◆ BRIEF ◆
Search the data below for the word "Story" and copy each line that holds it.

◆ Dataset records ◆
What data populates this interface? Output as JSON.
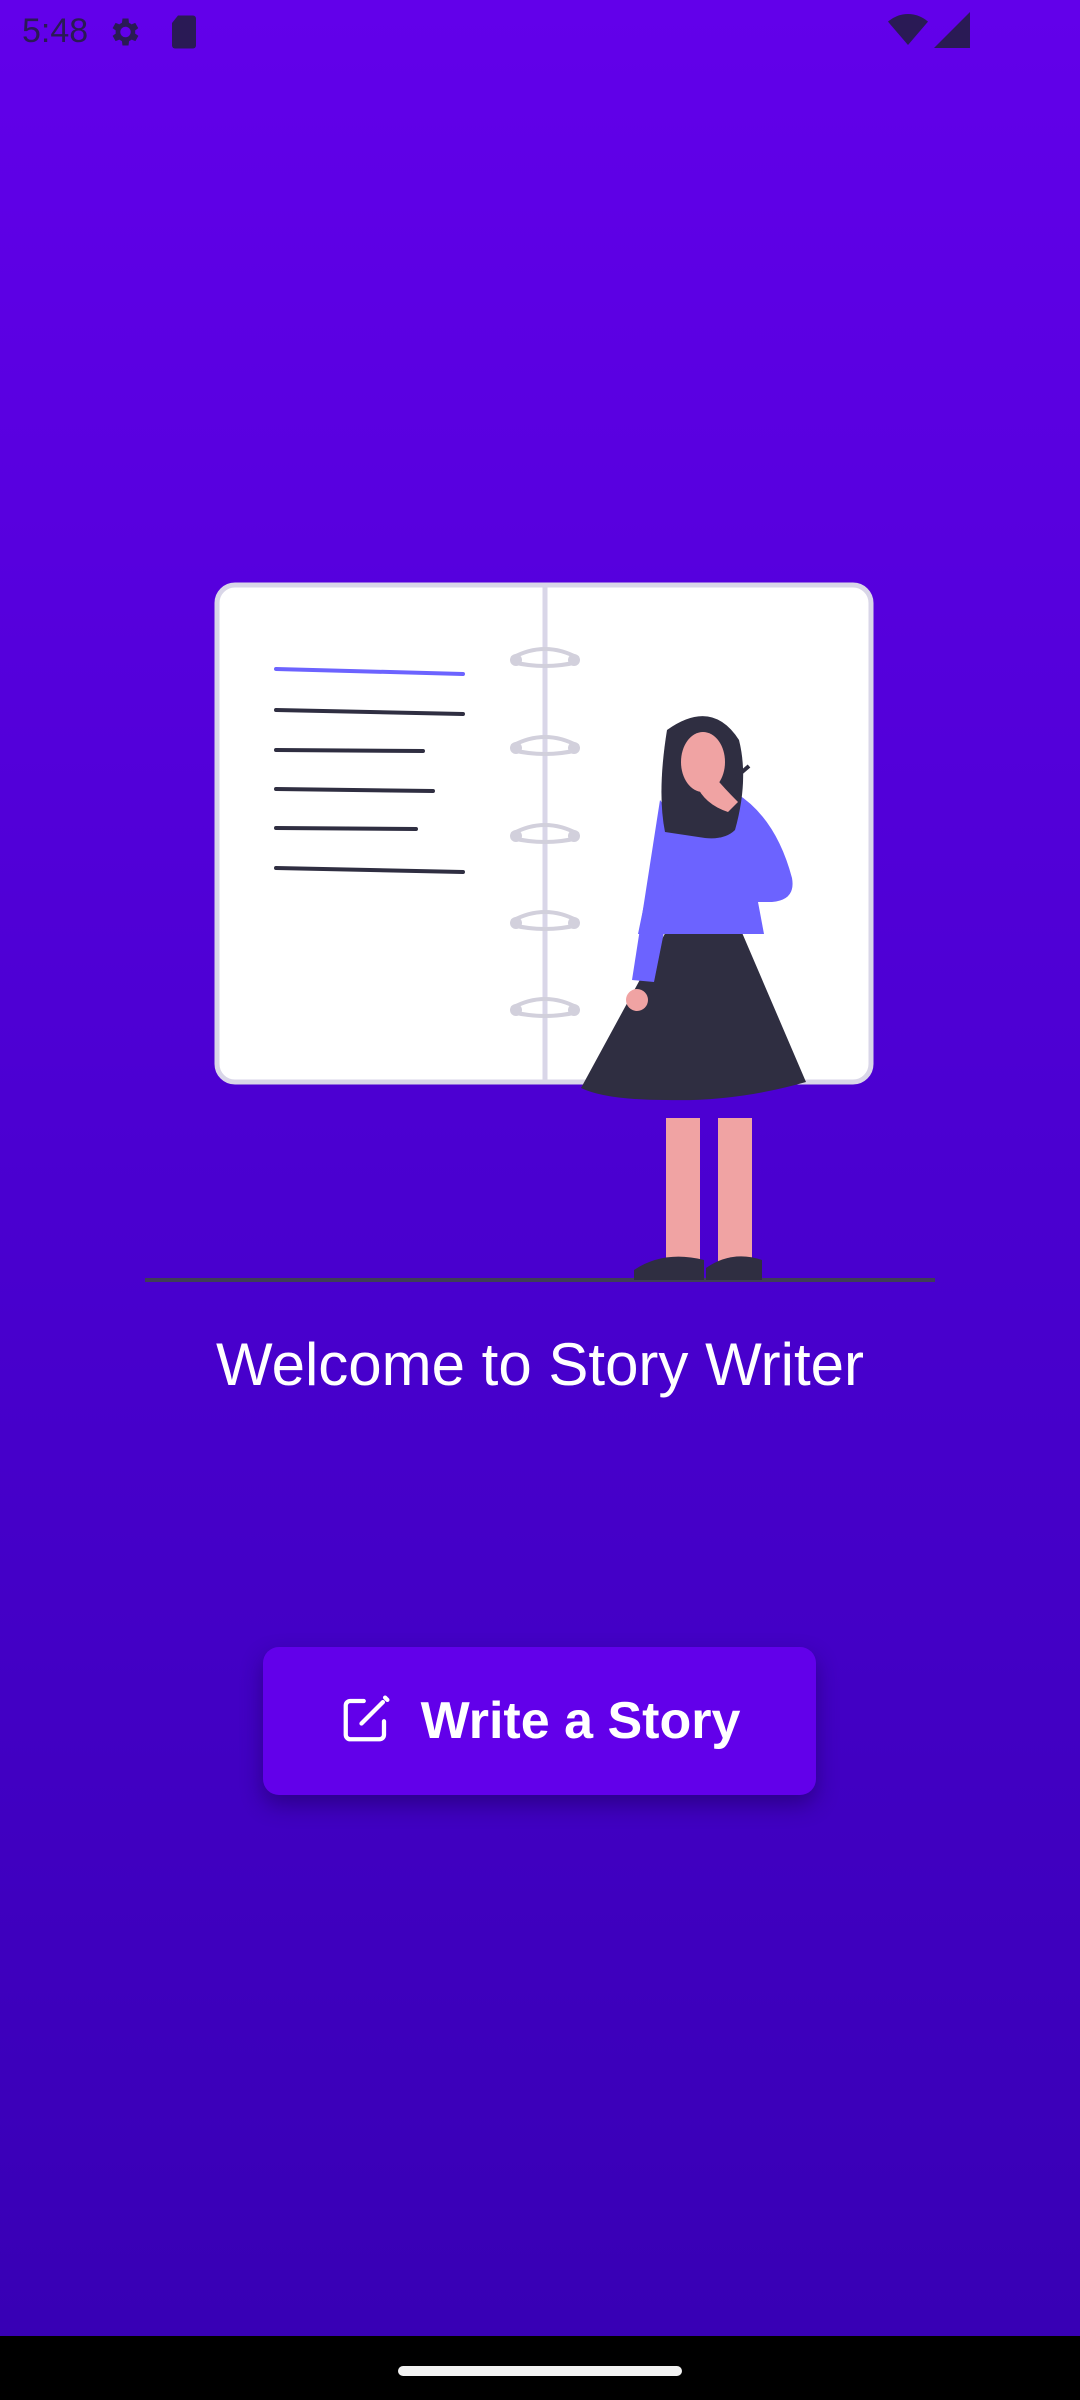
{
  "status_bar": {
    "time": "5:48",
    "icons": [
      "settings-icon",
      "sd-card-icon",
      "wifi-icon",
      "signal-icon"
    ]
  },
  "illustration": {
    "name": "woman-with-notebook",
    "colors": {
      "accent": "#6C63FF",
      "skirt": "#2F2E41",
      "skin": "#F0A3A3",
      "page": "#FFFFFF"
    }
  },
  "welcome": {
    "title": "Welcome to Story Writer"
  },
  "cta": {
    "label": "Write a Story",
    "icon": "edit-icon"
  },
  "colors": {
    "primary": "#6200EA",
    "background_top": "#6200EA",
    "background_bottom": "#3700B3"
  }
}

◆ ANSWER FOR THE TASK ◆
    "title": "Welcome to Story Writer"
    "label": "Write a Story",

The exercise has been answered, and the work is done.